[What needs to be done] Each line of the material must be repeated precisely, with the pictures left out.

-- START Data for this exercise --

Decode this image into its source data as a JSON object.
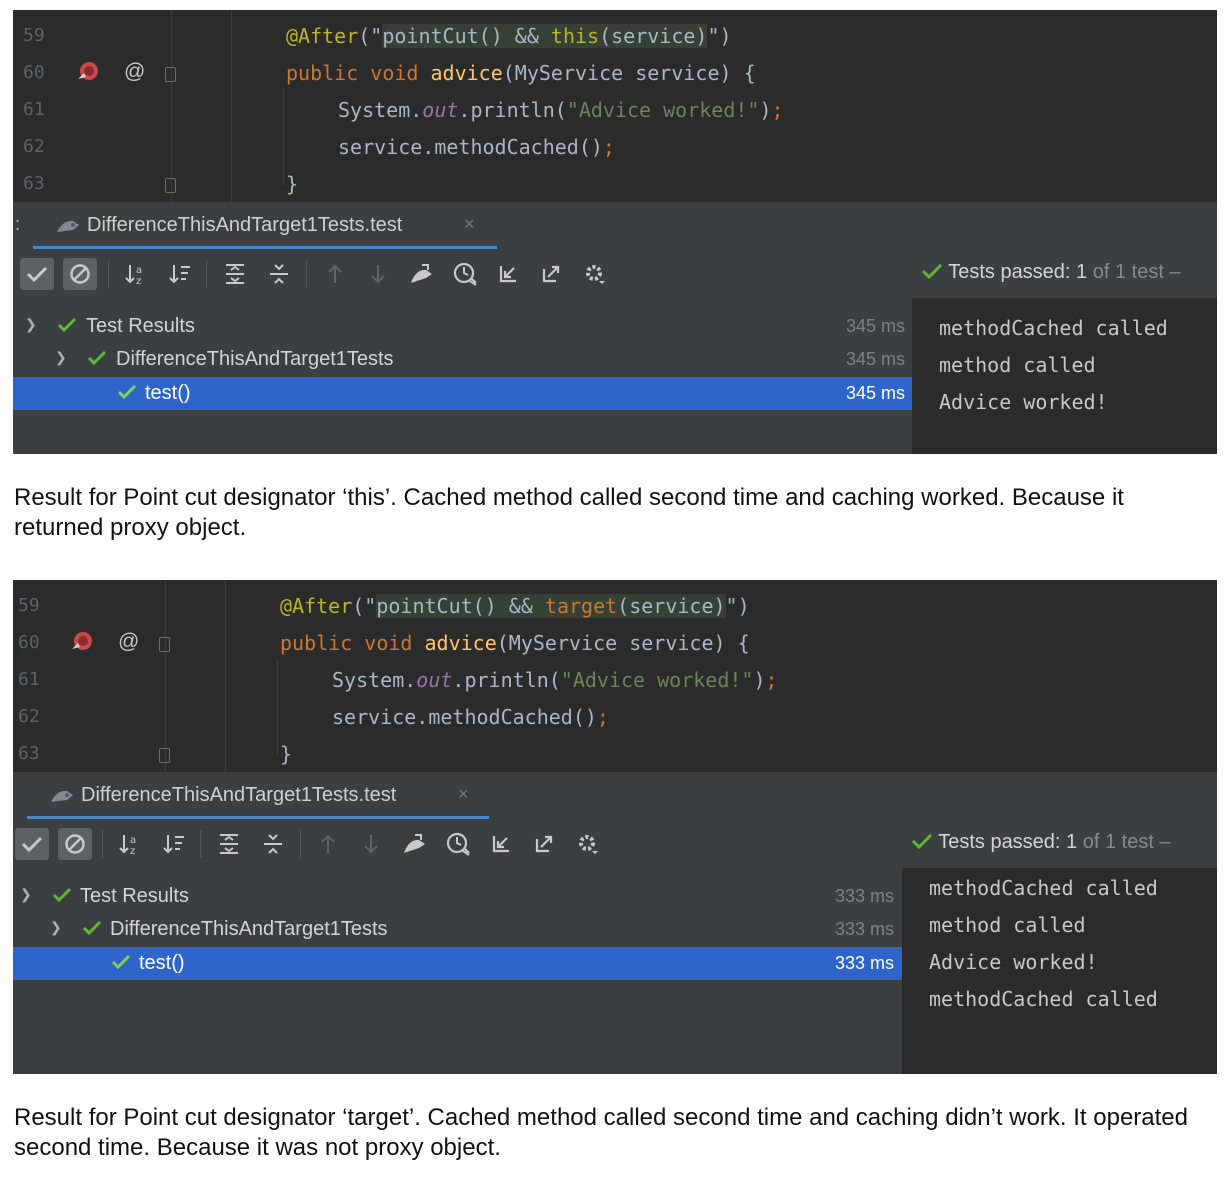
{
  "panels": [
    {
      "lines": [
        {
          "num": "59",
          "kind": "annotation",
          "a": "@After",
          "b": "(\"",
          "c": "pointCut() && ",
          "d": "this",
          "e": "(service)",
          "f": "\")"
        },
        {
          "num": "60",
          "kind": "signature",
          "a": "public",
          "b": " void ",
          "c": "advice",
          "d": "(MyService service) {"
        },
        {
          "num": "61",
          "kind": "print",
          "a": "System.",
          "b": "out",
          "c": ".println(",
          "d": "\"Advice worked!\"",
          "e": ")",
          "f": ";"
        },
        {
          "num": "62",
          "kind": "call",
          "a": "service.methodCached()",
          "b": ";"
        },
        {
          "num": "63",
          "kind": "brace",
          "a": "}"
        }
      ],
      "tab": {
        "label": "DifferenceThisAndTarget1Tests.test",
        "close": "×"
      },
      "status": {
        "prefix": "Tests passed: ",
        "count": "1",
        "suffix": " of 1 test –"
      },
      "tree": [
        {
          "label": "Test Results",
          "time": "345 ms"
        },
        {
          "label": "DifferenceThisAndTarget1Tests",
          "time": "345 ms"
        },
        {
          "label": "test()",
          "time": "345 ms"
        }
      ],
      "console": [
        "methodCached called",
        "method called",
        "Advice worked!"
      ]
    },
    {
      "lines": [
        {
          "num": "59",
          "kind": "annotation",
          "a": "@After",
          "b": "(\"",
          "c": "pointCut() && ",
          "d": "target",
          "e": "(service)",
          "f": "\")"
        },
        {
          "num": "60",
          "kind": "signature",
          "a": "public",
          "b": " void ",
          "c": "advice",
          "d": "(MyService service) {"
        },
        {
          "num": "61",
          "kind": "print",
          "a": "System.",
          "b": "out",
          "c": ".println(",
          "d": "\"Advice worked!\"",
          "e": ")",
          "f": ";"
        },
        {
          "num": "62",
          "kind": "call",
          "a": "service.methodCached()",
          "b": ";"
        },
        {
          "num": "63",
          "kind": "brace",
          "a": "}"
        }
      ],
      "tab": {
        "label": "DifferenceThisAndTarget1Tests.test",
        "close": "×"
      },
      "status": {
        "prefix": "Tests passed: ",
        "count": "1",
        "suffix": " of 1 test –"
      },
      "tree": [
        {
          "label": "Test Results",
          "time": "333 ms"
        },
        {
          "label": "DifferenceThisAndTarget1Tests",
          "time": "333 ms"
        },
        {
          "label": "test()",
          "time": "333 ms"
        }
      ],
      "console": [
        "methodCached called",
        "method called",
        "Advice worked!",
        "methodCached called"
      ]
    }
  ],
  "captions": [
    "Result for Point cut designator ‘this’. Cached method called second time and caching worked. Because it returned proxy object.",
    "Result for Point cut designator ‘target’. Cached method called second time and caching didn’t work. It operated second time. Because it was not proxy object."
  ],
  "icons": {
    "check": "check-icon",
    "stop": "stop-icon",
    "sort-alpha": "sort-alpha-icon",
    "sort-duration": "sort-duration-icon",
    "expand": "expand-all-icon",
    "collapse": "collapse-all-icon",
    "up": "arrow-up-icon",
    "down": "arrow-down-icon",
    "rerun": "rerun-icon",
    "history": "history-icon",
    "import": "import-icon",
    "export": "export-icon",
    "settings": "gear-icon"
  },
  "colors": {
    "keyword": "#cc7832",
    "annotation": "#bbb529",
    "string": "#6a8759",
    "function": "#ffc66d",
    "field": "#9876aa",
    "selection": "#2f65ca",
    "pass": "#5fb832"
  }
}
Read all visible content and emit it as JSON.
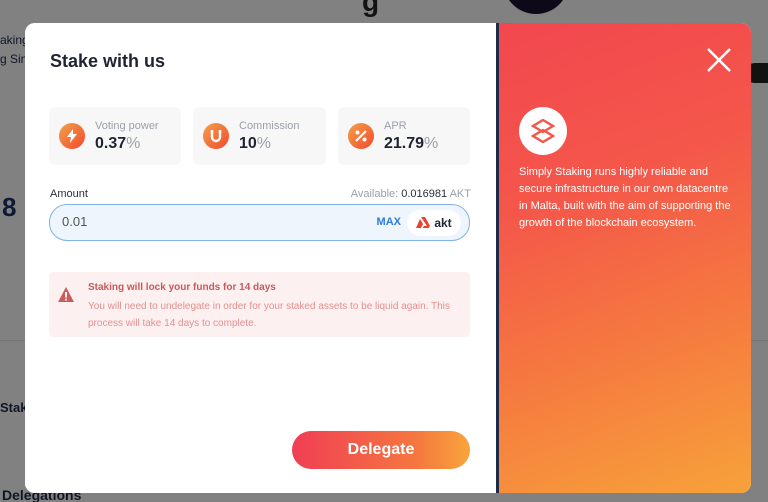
{
  "background": {
    "text1": "aking",
    "text2": "g Sim",
    "number": "8",
    "stak": "Stak",
    "delegations": "Delegations"
  },
  "modal": {
    "title": "Stake with us",
    "stats": [
      {
        "label": "Voting power",
        "value": "0.37",
        "unit": "%",
        "icon": "lightning-icon"
      },
      {
        "label": "Commission",
        "value": "10",
        "unit": "%",
        "icon": "magnet-icon"
      },
      {
        "label": "APR",
        "value": "21.79",
        "unit": "%",
        "icon": "percent-icon"
      }
    ],
    "amount": {
      "label": "Amount",
      "available_label": "Available:",
      "available_value": "0.016981",
      "available_unit": "AKT",
      "input_value": "0.01",
      "max_label": "MAX",
      "token": "akt"
    },
    "warning": {
      "title": "Staking will lock your funds for 14 days",
      "description": "You will need to undelegate in order for your staked assets to be liquid again. This process will take 14 days to complete."
    },
    "delegate_label": "Delegate",
    "validator_description": "Simply Staking runs highly reliable and secure infrastructure in our own datacentre in Malta, built with the aim of supporting the growth of the blockchain ecosystem."
  },
  "colors": {
    "accent_gradient_start": "#f03e54",
    "accent_gradient_end": "#f8a53b",
    "link": "#2f7be0",
    "warning_text": "#c85a5a"
  }
}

-- END Data for this exercise --

[Solution to the exercise]
Decode this image into its source data as a JSON object.
{
  "panels": [
    {
      "lines": [
        {
          "num": "59",
          "kind": "annotation",
          "a": "@After",
          "b": "(\"",
          "c": "pointCut() && ",
          "d": "this",
          "e": "(service)",
          "f": "\")"
        },
        {
          "num": "60",
          "kind": "signature",
          "a": "public",
          "b": " void ",
          "c": "advice",
          "d": "(MyService service) {"
        },
        {
          "num": "61",
          "kind": "print",
          "a": "System.",
          "b": "out",
          "c": ".println(",
          "d": "\"Advice worked!\"",
          "e": ")",
          "f": ";"
        },
        {
          "num": "62",
          "kind": "call",
          "a": "service.methodCached()",
          "b": ";"
        },
        {
          "num": "63",
          "kind": "brace",
          "a": "}"
        }
      ],
      "tab": {
        "label": "DifferenceThisAndTarget1Tests.test",
        "close": "×"
      },
      "status": {
        "prefix": "Tests passed: ",
        "count": "1",
        "suffix": " of 1 test –"
      },
      "tree": [
        {
          "label": "Test Results",
          "time": "345 ms"
        },
        {
          "label": "DifferenceThisAndTarget1Tests",
          "time": "345 ms"
        },
        {
          "label": "test()",
          "time": "345 ms"
        }
      ],
      "console": [
        "methodCached called",
        "method called",
        "Advice worked!"
      ]
    },
    {
      "lines": [
        {
          "num": "59",
          "kind": "annotation",
          "a": "@After",
          "b": "(\"",
          "c": "pointCut() && ",
          "d": "target",
          "e": "(service)",
          "f": "\")"
        },
        {
          "num": "60",
          "kind": "signature",
          "a": "public",
          "b": " void ",
          "c": "advice",
          "d": "(MyService service) {"
        },
        {
          "num": "61",
          "kind": "print",
          "a": "System.",
          "b": "out",
          "c": ".println(",
          "d": "\"Advice worked!\"",
          "e": ")",
          "f": ";"
        },
        {
          "num": "62",
          "kind": "call",
          "a": "service.methodCached()",
          "b": ";"
        },
        {
          "num": "63",
          "kind": "brace",
          "a": "}"
        }
      ],
      "tab": {
        "label": "DifferenceThisAndTarget1Tests.test",
        "close": "×"
      },
      "status": {
        "prefix": "Tests passed: ",
        "count": "1",
        "suffix": " of 1 test –"
      },
      "tree": [
        {
          "label": "Test Results",
          "time": "333 ms"
        },
        {
          "label": "DifferenceThisAndTarget1Tests",
          "time": "333 ms"
        },
        {
          "label": "test()",
          "time": "333 ms"
        }
      ],
      "console": [
        "methodCached called",
        "method called",
        "Advice worked!",
        "methodCached called"
      ]
    }
  ],
  "captions": [
    "Result for Point cut designator ‘this’. Cached method called second time and caching worked. Because it returned proxy object.",
    "Result for Point cut designator ‘target’. Cached method called second time and caching didn’t work. It operated second time. Because it was not proxy object."
  ],
  "icons": {
    "check": "check-icon",
    "stop": "stop-icon",
    "sort-alpha": "sort-alpha-icon",
    "sort-duration": "sort-duration-icon",
    "expand": "expand-all-icon",
    "collapse": "collapse-all-icon",
    "up": "arrow-up-icon",
    "down": "arrow-down-icon",
    "rerun": "rerun-icon",
    "history": "history-icon",
    "import": "import-icon",
    "export": "export-icon",
    "settings": "gear-icon"
  },
  "colors": {
    "keyword": "#cc7832",
    "annotation": "#bbb529",
    "string": "#6a8759",
    "function": "#ffc66d",
    "field": "#9876aa",
    "selection": "#2f65ca",
    "pass": "#5fb832"
  }
}
Read all visible content and emit it as JSON.
{
  "background": {
    "text1": "aking",
    "text2": "g Sim",
    "number": "8",
    "stak": "Stak",
    "delegations": "Delegations"
  },
  "modal": {
    "title": "Stake with us",
    "stats": [
      {
        "label": "Voting power",
        "value": "0.37",
        "unit": "%",
        "icon": "lightning-icon"
      },
      {
        "label": "Commission",
        "value": "10",
        "unit": "%",
        "icon": "magnet-icon"
      },
      {
        "label": "APR",
        "value": "21.79",
        "unit": "%",
        "icon": "percent-icon"
      }
    ],
    "amount": {
      "label": "Amount",
      "available_label": "Available:",
      "available_value": "0.016981",
      "available_unit": "AKT",
      "input_value": "0.01",
      "max_label": "MAX",
      "token": "akt"
    },
    "warning": {
      "title": "Staking will lock your funds for 14 days",
      "description": "You will need to undelegate in order for your staked assets to be liquid again. This process will take 14 days to complete."
    },
    "delegate_label": "Delegate",
    "validator_description": "Simply Staking runs highly reliable and secure infrastructure in our own datacentre in Malta, built with the aim of supporting the growth of the blockchain ecosystem."
  },
  "colors": {
    "accent_gradient_start": "#f03e54",
    "accent_gradient_end": "#f8a53b",
    "link": "#2f7be0",
    "warning_text": "#c85a5a"
  }
}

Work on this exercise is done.